= TASK OBJECTIVE =
In the data below, find every line that has the string "true", and copy it.

= DATASET RECORDS =
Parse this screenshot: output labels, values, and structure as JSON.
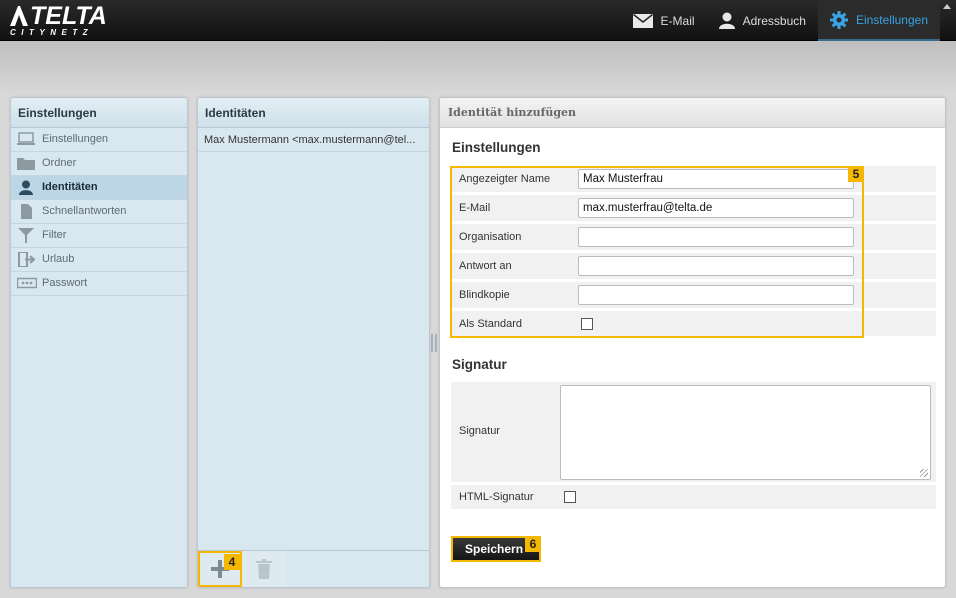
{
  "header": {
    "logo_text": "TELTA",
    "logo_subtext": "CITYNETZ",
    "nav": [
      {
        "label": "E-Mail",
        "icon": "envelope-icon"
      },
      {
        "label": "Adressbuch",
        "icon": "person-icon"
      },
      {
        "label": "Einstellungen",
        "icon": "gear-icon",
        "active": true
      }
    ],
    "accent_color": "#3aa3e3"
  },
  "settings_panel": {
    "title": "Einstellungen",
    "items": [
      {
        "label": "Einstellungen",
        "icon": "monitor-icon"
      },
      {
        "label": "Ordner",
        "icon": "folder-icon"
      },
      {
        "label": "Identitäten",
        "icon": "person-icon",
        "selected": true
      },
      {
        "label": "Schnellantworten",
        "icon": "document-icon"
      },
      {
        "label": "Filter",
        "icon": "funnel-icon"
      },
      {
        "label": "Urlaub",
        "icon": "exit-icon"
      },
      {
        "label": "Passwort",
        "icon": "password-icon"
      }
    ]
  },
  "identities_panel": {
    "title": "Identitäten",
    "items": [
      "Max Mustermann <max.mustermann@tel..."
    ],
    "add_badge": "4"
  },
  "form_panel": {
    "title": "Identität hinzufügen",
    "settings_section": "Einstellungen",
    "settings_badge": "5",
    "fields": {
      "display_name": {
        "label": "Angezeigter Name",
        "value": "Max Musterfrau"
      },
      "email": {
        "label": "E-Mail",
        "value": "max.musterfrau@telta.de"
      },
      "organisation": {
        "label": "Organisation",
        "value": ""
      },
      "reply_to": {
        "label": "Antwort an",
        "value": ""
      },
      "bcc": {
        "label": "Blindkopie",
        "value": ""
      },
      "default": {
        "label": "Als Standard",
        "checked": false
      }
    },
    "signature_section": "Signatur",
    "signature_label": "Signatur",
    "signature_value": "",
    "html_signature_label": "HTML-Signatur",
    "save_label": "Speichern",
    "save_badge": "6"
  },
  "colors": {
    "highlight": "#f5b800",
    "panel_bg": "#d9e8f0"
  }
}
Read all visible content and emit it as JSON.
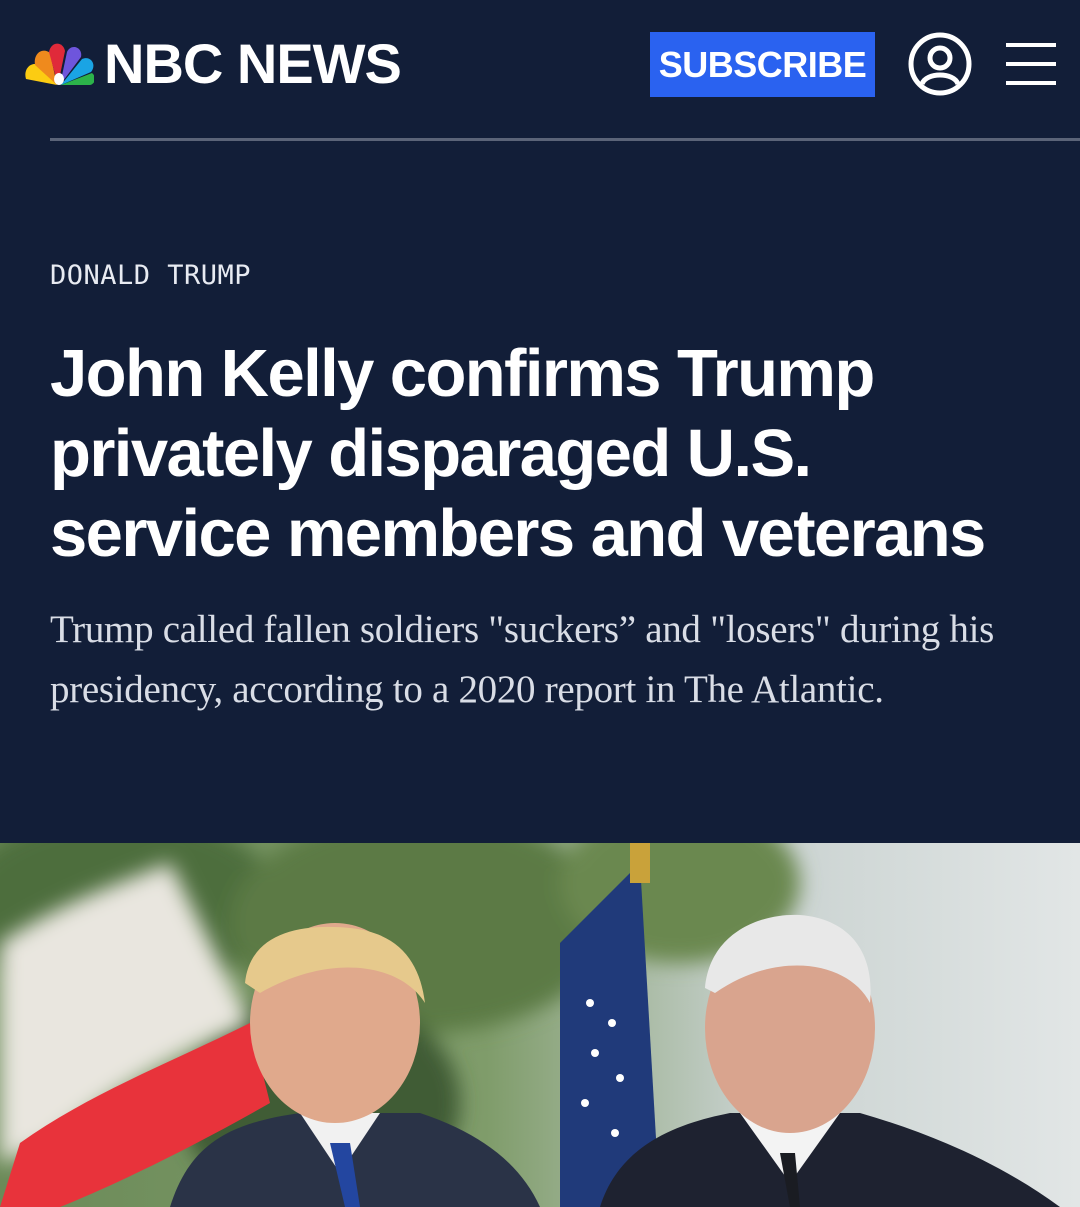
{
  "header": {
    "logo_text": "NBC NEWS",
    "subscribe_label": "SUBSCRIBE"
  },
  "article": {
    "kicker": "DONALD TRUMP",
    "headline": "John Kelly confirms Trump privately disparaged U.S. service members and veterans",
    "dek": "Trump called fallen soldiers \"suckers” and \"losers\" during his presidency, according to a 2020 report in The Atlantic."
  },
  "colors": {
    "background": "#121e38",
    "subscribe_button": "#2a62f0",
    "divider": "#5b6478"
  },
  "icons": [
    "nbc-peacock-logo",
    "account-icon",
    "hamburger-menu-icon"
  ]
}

---

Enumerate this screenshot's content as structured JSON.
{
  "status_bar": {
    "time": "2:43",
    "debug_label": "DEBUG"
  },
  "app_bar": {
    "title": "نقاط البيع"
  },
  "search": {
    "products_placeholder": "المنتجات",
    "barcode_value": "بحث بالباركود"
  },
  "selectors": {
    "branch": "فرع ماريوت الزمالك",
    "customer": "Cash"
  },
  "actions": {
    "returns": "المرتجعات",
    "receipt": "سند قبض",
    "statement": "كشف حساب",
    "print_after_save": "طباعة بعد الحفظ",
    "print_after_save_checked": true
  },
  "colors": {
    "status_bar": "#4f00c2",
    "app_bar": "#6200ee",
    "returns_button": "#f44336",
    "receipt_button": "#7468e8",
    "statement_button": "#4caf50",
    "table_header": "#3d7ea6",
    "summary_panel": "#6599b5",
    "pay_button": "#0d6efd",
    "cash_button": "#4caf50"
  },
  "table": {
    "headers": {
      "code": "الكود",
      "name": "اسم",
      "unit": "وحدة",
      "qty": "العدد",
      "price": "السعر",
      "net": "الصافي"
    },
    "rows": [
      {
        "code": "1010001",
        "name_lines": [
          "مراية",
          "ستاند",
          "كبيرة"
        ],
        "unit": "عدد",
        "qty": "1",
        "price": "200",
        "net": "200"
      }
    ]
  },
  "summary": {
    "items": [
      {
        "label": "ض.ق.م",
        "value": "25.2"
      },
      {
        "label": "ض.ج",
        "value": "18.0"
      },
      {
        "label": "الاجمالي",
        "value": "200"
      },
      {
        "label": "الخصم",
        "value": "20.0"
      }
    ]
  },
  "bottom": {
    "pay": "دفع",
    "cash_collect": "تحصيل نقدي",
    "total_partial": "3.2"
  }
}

= SOLUTION =
        "active": true
        "selected": true
    "print_after_save_checked": true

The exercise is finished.